■ **Description of the task**:
Reply with one number: the count of lines in the listing that contain the string "arcsec".

★ ★ ★ ★ ★ ★ ★

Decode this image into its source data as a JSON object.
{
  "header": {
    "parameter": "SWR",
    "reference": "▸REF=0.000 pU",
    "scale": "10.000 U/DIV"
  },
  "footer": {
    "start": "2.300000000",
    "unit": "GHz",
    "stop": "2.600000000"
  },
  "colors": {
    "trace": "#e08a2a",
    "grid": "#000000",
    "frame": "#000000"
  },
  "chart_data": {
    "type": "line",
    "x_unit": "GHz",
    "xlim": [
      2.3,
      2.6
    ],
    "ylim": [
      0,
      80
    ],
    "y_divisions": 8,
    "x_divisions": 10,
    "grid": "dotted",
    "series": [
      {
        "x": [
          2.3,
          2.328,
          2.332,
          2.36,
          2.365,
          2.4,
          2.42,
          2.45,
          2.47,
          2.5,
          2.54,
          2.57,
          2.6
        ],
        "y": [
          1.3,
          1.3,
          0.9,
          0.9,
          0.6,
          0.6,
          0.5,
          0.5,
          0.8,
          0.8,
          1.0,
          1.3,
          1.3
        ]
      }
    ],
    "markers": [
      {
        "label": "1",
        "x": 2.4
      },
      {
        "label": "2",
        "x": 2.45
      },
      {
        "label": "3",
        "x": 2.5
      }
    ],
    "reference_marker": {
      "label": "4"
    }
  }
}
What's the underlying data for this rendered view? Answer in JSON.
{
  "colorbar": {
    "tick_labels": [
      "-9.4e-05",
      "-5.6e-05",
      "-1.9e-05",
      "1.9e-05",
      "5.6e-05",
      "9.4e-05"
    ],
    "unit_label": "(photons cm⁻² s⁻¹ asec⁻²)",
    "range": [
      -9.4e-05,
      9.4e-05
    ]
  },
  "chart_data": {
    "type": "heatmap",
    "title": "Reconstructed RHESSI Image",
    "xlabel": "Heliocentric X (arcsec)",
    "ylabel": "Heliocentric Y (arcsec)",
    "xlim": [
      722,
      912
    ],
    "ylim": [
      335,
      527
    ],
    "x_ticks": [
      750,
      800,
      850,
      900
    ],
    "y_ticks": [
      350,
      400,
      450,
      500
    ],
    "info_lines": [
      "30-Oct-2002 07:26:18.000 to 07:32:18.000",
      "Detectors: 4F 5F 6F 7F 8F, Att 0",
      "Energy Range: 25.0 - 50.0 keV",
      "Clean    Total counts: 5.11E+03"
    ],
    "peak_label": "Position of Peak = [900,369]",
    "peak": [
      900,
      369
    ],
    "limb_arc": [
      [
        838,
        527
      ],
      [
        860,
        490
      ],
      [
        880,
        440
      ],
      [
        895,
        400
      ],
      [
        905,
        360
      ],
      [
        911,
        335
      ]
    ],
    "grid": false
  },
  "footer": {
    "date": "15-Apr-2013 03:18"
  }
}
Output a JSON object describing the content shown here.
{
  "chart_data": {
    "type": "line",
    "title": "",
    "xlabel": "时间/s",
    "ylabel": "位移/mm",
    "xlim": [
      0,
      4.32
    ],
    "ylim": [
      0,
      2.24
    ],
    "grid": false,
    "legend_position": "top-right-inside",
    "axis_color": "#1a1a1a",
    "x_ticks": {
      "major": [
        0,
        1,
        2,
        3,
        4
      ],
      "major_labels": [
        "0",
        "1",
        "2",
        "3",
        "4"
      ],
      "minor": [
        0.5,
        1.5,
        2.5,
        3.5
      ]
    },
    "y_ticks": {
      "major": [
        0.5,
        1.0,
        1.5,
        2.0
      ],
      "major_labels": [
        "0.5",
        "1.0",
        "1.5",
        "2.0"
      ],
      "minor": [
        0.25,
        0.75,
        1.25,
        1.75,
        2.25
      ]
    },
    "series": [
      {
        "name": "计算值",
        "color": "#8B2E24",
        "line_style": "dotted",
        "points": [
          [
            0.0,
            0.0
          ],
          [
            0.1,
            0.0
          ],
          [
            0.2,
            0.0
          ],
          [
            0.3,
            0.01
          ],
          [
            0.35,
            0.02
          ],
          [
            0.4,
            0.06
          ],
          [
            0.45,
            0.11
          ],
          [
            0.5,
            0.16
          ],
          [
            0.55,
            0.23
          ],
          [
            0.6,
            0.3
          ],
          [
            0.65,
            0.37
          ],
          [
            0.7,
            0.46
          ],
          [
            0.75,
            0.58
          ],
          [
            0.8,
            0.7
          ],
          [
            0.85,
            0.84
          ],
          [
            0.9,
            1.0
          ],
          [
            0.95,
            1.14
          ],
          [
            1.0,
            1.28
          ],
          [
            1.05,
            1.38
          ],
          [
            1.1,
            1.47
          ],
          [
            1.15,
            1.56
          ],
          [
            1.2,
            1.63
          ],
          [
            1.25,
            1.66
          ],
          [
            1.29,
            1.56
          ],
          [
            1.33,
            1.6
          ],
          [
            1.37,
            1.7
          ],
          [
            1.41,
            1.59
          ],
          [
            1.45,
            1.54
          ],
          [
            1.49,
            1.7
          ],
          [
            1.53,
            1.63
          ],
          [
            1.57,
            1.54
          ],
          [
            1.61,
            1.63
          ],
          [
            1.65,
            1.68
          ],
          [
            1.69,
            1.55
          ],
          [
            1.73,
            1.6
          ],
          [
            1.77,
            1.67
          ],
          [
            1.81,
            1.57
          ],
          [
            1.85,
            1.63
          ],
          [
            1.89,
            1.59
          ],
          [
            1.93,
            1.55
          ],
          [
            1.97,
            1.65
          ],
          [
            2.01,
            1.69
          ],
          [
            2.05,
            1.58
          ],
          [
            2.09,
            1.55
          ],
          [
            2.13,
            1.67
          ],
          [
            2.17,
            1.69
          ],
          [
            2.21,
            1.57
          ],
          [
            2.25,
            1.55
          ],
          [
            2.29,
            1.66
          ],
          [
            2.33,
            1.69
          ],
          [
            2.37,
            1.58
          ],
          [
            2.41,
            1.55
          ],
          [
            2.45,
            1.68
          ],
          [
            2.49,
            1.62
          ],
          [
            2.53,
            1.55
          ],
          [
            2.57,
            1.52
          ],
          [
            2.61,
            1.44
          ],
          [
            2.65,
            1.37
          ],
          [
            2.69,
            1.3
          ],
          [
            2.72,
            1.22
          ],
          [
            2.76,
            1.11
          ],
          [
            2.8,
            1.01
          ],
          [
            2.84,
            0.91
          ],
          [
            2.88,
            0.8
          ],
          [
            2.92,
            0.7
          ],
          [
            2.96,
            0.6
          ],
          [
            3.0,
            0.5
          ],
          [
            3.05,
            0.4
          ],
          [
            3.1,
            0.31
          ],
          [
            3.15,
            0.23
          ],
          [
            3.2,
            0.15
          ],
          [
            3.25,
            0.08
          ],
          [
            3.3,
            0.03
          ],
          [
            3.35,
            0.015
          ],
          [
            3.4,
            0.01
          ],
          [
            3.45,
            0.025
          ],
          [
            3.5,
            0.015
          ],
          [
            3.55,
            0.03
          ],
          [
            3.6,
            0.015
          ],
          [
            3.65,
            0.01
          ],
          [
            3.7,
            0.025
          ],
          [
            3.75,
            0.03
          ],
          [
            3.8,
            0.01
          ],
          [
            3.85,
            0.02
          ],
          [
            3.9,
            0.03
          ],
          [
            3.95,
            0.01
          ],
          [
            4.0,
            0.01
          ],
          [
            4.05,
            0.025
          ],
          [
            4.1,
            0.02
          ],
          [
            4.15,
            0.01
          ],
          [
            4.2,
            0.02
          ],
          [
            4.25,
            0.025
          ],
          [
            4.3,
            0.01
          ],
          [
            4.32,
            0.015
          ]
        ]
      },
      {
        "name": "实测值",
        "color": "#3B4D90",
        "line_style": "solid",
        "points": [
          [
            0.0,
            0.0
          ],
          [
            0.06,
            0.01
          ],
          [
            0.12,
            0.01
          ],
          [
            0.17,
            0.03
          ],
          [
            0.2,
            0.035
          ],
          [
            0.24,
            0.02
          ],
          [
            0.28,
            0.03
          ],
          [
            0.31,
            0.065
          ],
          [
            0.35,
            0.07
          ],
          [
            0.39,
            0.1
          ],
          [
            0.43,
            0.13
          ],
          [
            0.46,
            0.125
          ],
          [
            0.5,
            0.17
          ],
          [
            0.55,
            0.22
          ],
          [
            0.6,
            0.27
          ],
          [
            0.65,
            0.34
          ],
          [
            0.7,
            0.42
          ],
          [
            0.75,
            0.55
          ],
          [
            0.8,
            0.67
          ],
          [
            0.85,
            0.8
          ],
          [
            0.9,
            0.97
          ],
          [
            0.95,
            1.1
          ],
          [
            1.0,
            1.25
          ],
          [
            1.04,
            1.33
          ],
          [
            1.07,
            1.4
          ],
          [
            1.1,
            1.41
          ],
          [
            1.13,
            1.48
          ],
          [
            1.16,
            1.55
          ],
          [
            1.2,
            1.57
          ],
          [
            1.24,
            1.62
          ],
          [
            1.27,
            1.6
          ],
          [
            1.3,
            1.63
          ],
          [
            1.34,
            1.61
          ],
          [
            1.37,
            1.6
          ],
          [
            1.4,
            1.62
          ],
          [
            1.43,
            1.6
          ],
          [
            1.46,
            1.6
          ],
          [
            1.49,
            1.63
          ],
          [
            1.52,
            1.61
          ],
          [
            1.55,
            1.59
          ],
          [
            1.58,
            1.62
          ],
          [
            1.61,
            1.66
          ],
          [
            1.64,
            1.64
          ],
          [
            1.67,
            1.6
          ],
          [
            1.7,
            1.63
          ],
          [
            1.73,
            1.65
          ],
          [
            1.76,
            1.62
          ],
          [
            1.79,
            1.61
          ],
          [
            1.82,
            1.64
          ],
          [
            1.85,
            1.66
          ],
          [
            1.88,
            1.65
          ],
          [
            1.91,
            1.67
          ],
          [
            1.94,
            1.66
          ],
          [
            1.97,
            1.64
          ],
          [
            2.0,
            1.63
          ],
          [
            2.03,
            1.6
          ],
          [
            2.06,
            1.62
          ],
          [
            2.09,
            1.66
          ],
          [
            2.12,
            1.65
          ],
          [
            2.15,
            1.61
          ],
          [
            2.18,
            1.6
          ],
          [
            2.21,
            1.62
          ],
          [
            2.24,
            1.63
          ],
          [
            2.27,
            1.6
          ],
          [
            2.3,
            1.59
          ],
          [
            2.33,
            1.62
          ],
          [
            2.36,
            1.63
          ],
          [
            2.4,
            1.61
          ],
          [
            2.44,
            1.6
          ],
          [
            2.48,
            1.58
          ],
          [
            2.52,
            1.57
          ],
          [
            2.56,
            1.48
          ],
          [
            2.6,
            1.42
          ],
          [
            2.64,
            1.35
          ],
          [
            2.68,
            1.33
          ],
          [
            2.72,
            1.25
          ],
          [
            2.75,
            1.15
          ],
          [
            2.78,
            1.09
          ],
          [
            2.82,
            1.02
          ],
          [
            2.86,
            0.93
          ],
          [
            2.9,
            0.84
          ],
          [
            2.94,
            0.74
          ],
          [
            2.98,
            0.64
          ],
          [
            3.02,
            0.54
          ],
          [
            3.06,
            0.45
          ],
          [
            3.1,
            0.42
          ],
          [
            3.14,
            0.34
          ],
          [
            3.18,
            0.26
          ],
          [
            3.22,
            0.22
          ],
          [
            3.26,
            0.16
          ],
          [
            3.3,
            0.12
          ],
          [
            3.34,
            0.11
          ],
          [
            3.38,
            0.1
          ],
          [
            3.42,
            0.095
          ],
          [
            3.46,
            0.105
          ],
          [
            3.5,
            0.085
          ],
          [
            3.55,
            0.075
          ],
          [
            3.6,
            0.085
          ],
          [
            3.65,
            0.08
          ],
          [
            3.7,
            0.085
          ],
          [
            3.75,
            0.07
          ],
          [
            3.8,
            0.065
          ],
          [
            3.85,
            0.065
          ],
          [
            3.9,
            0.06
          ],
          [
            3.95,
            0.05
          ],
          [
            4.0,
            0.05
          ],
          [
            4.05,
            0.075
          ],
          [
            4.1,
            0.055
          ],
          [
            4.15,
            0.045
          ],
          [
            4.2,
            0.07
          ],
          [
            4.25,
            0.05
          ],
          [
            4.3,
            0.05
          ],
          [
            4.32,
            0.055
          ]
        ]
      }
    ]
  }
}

★ ★ ★ ★ ★ ★ ★

■ **Full output**:
2